/---
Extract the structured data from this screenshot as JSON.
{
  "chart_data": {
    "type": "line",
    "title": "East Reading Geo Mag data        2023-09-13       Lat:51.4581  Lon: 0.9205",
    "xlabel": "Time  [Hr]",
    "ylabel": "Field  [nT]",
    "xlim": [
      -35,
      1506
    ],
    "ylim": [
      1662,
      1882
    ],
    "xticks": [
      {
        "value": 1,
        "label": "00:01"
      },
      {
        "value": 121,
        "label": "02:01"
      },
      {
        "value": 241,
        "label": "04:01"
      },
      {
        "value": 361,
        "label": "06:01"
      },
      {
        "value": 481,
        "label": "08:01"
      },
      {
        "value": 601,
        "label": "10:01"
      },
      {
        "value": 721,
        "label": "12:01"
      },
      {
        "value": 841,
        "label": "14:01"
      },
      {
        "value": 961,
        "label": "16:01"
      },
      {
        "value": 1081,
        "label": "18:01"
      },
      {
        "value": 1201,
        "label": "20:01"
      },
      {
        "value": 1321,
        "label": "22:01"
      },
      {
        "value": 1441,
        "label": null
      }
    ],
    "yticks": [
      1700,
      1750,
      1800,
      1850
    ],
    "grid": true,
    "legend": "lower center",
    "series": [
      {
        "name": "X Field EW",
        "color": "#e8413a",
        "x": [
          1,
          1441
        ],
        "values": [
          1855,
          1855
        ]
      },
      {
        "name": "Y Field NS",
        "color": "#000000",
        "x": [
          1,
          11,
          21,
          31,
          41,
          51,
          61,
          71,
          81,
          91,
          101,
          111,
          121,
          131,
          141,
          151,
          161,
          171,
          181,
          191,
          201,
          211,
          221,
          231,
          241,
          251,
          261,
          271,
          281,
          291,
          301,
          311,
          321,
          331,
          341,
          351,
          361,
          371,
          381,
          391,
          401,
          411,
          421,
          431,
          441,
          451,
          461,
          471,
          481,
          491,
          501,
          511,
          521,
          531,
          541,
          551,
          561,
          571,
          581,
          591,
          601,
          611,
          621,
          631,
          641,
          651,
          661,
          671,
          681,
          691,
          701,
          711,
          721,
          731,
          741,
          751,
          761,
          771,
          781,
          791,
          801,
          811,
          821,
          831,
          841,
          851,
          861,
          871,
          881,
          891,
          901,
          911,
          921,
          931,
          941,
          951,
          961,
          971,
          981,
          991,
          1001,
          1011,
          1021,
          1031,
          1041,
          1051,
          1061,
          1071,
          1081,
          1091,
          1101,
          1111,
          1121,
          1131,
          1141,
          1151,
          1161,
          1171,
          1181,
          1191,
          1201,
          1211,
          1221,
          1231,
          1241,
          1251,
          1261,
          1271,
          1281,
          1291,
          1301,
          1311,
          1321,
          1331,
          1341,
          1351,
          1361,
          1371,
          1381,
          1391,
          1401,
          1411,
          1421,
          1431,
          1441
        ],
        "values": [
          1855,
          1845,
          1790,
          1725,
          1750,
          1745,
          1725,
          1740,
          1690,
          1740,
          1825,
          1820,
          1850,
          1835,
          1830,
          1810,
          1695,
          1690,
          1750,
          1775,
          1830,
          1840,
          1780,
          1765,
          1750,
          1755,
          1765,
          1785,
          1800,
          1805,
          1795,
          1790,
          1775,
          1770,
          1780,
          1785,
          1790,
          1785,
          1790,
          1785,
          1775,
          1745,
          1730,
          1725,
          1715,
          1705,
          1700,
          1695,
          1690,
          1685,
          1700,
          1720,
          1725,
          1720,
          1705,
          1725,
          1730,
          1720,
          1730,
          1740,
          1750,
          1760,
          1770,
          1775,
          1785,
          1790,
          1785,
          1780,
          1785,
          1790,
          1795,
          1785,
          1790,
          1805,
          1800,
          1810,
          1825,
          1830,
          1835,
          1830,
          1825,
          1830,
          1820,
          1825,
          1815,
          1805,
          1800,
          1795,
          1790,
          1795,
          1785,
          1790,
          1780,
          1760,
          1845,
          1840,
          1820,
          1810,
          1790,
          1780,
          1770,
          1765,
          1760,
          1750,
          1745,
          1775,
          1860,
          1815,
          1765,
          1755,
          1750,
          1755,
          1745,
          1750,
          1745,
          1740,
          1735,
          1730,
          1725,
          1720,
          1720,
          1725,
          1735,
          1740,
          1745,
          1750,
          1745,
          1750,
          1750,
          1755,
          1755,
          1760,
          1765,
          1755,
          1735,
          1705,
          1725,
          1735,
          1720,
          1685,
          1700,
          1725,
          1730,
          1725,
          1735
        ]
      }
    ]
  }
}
\---
Copy all the records above precisely.

Extract the structured data from this screenshot as JSON.
{
  "chart_data": {
    "type": "line",
    "title": "East Reading Geo Mag data        2023-09-13       Lat:51.4581  Lon: 0.9205",
    "xlabel": "Time  [Hr]",
    "ylabel": "Field  [nT]",
    "xlim": [
      -35,
      1506
    ],
    "ylim": [
      1662,
      1882
    ],
    "xticks": [
      {
        "value": 1,
        "label": "00:01"
      },
      {
        "value": 121,
        "label": "02:01"
      },
      {
        "value": 241,
        "label": "04:01"
      },
      {
        "value": 361,
        "label": "06:01"
      },
      {
        "value": 481,
        "label": "08:01"
      },
      {
        "value": 601,
        "label": "10:01"
      },
      {
        "value": 721,
        "label": "12:01"
      },
      {
        "value": 841,
        "label": "14:01"
      },
      {
        "value": 961,
        "label": "16:01"
      },
      {
        "value": 1081,
        "label": "18:01"
      },
      {
        "value": 1201,
        "label": "20:01"
      },
      {
        "value": 1321,
        "label": "22:01"
      },
      {
        "value": 1441,
        "label": null
      }
    ],
    "yticks": [
      1700,
      1750,
      1800,
      1850
    ],
    "grid": true,
    "legend": "lower center",
    "series": [
      {
        "name": "X Field EW",
        "color": "#e8413a",
        "x": [
          1,
          1441
        ],
        "values": [
          1855,
          1855
        ]
      },
      {
        "name": "Y Field NS",
        "color": "#000000",
        "x": [
          1,
          11,
          21,
          31,
          41,
          51,
          61,
          71,
          81,
          91,
          101,
          111,
          121,
          131,
          141,
          151,
          161,
          171,
          181,
          191,
          201,
          211,
          221,
          231,
          241,
          251,
          261,
          271,
          281,
          291,
          301,
          311,
          321,
          331,
          341,
          351,
          361,
          371,
          381,
          391,
          401,
          411,
          421,
          431,
          441,
          451,
          461,
          471,
          481,
          491,
          501,
          511,
          521,
          531,
          541,
          551,
          561,
          571,
          581,
          591,
          601,
          611,
          621,
          631,
          641,
          651,
          661,
          671,
          681,
          691,
          701,
          711,
          721,
          731,
          741,
          751,
          761,
          771,
          781,
          791,
          801,
          811,
          821,
          831,
          841,
          851,
          861,
          871,
          881,
          891,
          901,
          911,
          921,
          931,
          941,
          951,
          961,
          971,
          981,
          991,
          1001,
          1011,
          1021,
          1031,
          1041,
          1051,
          1061,
          1071,
          1081,
          1091,
          1101,
          1111,
          1121,
          1131,
          1141,
          1151,
          1161,
          1171,
          1181,
          1191,
          1201,
          1211,
          1221,
          1231,
          1241,
          1251,
          1261,
          1271,
          1281,
          1291,
          1301,
          1311,
          1321,
          1331,
          1341,
          1351,
          1361,
          1371,
          1381,
          1391,
          1401,
          1411,
          1421,
          1431,
          1441
        ],
        "values": [
          1855,
          1845,
          1790,
          1725,
          1750,
          1745,
          1725,
          1740,
          1690,
          1740,
          1825,
          1820,
          1850,
          1835,
          1830,
          1810,
          1695,
          1690,
          1750,
          1775,
          1830,
          1840,
          1780,
          1765,
          1750,
          1755,
          1765,
          1785,
          1800,
          1805,
          1795,
          1790,
          1775,
          1770,
          1780,
          1785,
          1790,
          1785,
          1790,
          1785,
          1775,
          1745,
          1730,
          1725,
          1715,
          1705,
          1700,
          1695,
          1690,
          1685,
          1700,
          1720,
          1725,
          1720,
          1705,
          1725,
          1730,
          1720,
          1730,
          1740,
          1750,
          1760,
          1770,
          1775,
          1785,
          1790,
          1785,
          1780,
          1785,
          1790,
          1795,
          1785,
          1790,
          1805,
          1800,
          1810,
          1825,
          1830,
          1835,
          1830,
          1825,
          1830,
          1820,
          1825,
          1815,
          1805,
          1800,
          1795,
          1790,
          1795,
          1785,
          1790,
          1780,
          1760,
          1845,
          1840,
          1820,
          1810,
          1790,
          1780,
          1770,
          1765,
          1760,
          1750,
          1745,
          1775,
          1860,
          1815,
          1765,
          1755,
          1750,
          1755,
          1745,
          1750,
          1745,
          1740,
          1735,
          1730,
          1725,
          1720,
          1720,
          1725,
          1735,
          1740,
          1745,
          1750,
          1745,
          1750,
          1750,
          1755,
          1755,
          1760,
          1765,
          1755,
          1735,
          1705,
          1725,
          1735,
          1720,
          1685,
          1700,
          1725,
          1730,
          1725,
          1735
        ]
      }
    ]
  }
}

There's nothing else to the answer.